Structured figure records
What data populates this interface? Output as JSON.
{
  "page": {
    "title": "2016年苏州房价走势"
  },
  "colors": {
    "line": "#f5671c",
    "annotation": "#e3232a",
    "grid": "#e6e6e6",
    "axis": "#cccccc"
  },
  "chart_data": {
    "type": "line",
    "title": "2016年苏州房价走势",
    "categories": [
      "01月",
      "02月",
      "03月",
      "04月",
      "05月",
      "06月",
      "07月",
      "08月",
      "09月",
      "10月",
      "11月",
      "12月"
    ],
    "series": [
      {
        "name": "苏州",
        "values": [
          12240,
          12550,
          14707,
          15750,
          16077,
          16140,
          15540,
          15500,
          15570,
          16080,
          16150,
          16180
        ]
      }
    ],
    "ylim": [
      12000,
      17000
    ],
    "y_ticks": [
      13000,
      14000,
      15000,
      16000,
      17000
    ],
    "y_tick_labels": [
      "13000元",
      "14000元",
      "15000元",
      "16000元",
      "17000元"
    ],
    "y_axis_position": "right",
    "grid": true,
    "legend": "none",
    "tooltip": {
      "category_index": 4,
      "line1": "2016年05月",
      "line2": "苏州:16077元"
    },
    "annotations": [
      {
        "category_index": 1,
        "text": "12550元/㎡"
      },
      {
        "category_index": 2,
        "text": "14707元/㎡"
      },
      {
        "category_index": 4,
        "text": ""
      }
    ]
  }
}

> **REQUIRED WORK**: Hand back the material above in full, exactly as written.

> **THE RESPONSE**:
What data populates this interface? Output as JSON.
{
  "page": {
    "title": "2016年苏州房价走势"
  },
  "colors": {
    "line": "#f5671c",
    "annotation": "#e3232a",
    "grid": "#e6e6e6",
    "axis": "#cccccc"
  },
  "chart_data": {
    "type": "line",
    "title": "2016年苏州房价走势",
    "categories": [
      "01月",
      "02月",
      "03月",
      "04月",
      "05月",
      "06月",
      "07月",
      "08月",
      "09月",
      "10月",
      "11月",
      "12月"
    ],
    "series": [
      {
        "name": "苏州",
        "values": [
          12240,
          12550,
          14707,
          15750,
          16077,
          16140,
          15540,
          15500,
          15570,
          16080,
          16150,
          16180
        ]
      }
    ],
    "ylim": [
      12000,
      17000
    ],
    "y_ticks": [
      13000,
      14000,
      15000,
      16000,
      17000
    ],
    "y_tick_labels": [
      "13000元",
      "14000元",
      "15000元",
      "16000元",
      "17000元"
    ],
    "y_axis_position": "right",
    "grid": true,
    "legend": "none",
    "tooltip": {
      "category_index": 4,
      "line1": "2016年05月",
      "line2": "苏州:16077元"
    },
    "annotations": [
      {
        "category_index": 1,
        "text": "12550元/㎡"
      },
      {
        "category_index": 2,
        "text": "14707元/㎡"
      },
      {
        "category_index": 4,
        "text": ""
      }
    ]
  }
}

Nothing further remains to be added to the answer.